(Collected data entries)
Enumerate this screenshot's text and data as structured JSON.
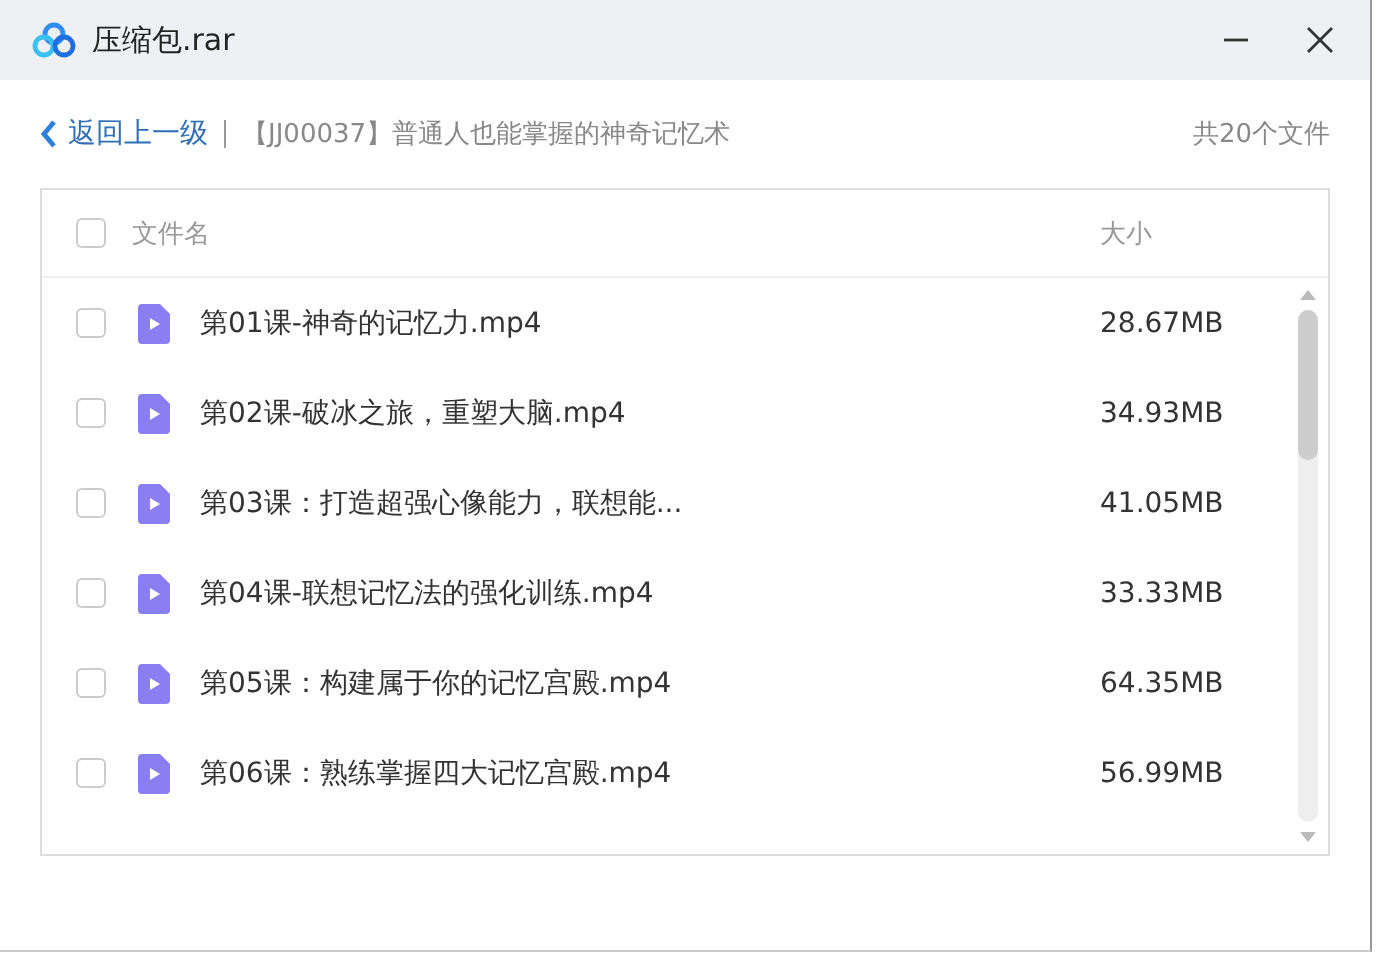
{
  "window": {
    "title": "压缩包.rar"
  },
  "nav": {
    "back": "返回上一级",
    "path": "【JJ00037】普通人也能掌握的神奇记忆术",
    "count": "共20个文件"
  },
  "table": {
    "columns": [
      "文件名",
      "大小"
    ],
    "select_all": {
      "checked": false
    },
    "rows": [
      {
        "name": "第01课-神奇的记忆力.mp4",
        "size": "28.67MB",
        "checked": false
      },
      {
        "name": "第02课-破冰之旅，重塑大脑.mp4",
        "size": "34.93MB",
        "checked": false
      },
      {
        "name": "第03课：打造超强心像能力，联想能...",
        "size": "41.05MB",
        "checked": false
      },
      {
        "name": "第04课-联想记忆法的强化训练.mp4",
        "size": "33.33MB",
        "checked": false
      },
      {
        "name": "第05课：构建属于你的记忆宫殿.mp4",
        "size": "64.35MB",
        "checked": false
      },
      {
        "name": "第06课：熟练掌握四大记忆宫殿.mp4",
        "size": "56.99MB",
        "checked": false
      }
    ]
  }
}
* * *
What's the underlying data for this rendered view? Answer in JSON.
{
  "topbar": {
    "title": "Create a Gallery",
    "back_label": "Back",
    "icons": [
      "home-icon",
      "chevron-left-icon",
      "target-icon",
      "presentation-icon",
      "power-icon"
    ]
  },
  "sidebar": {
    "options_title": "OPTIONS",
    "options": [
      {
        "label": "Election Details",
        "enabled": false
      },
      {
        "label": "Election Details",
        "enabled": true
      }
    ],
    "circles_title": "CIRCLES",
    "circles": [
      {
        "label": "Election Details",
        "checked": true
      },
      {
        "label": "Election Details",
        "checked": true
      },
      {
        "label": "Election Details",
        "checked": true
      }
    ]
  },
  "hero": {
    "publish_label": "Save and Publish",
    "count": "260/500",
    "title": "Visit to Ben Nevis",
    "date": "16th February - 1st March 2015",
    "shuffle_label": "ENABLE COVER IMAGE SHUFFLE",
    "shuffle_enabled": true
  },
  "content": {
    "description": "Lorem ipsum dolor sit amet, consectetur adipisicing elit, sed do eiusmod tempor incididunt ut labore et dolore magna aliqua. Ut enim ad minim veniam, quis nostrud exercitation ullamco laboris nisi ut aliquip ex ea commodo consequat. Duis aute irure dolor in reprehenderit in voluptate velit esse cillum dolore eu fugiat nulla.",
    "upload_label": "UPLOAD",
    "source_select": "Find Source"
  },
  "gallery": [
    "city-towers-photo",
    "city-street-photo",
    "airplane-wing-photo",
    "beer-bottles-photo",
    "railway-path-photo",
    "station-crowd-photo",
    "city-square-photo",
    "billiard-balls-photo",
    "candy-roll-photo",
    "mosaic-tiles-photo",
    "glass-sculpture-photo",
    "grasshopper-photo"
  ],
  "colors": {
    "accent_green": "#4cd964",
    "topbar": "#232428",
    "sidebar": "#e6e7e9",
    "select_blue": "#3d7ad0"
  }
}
---
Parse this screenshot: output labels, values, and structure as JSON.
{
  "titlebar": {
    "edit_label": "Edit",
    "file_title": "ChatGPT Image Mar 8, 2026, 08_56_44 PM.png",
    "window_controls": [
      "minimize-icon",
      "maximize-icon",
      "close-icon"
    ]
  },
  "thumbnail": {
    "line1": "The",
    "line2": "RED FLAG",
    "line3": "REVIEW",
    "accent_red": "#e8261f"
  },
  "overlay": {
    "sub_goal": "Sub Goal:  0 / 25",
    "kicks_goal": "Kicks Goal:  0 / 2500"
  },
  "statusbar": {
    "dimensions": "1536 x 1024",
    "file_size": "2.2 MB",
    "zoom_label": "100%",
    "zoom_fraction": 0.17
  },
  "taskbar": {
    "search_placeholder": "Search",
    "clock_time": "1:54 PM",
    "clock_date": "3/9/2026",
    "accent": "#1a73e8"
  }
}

* [TASK DETAILS] Look above for lines with the word "this" and copy them all.

* [TASK SOLUTION]
Enumerate this screenshot's text and data as structured JSON.
What's the underlying data for this rendered view? Answer in JSON.
Parse this screenshot: output labels, values, and structure as JSON.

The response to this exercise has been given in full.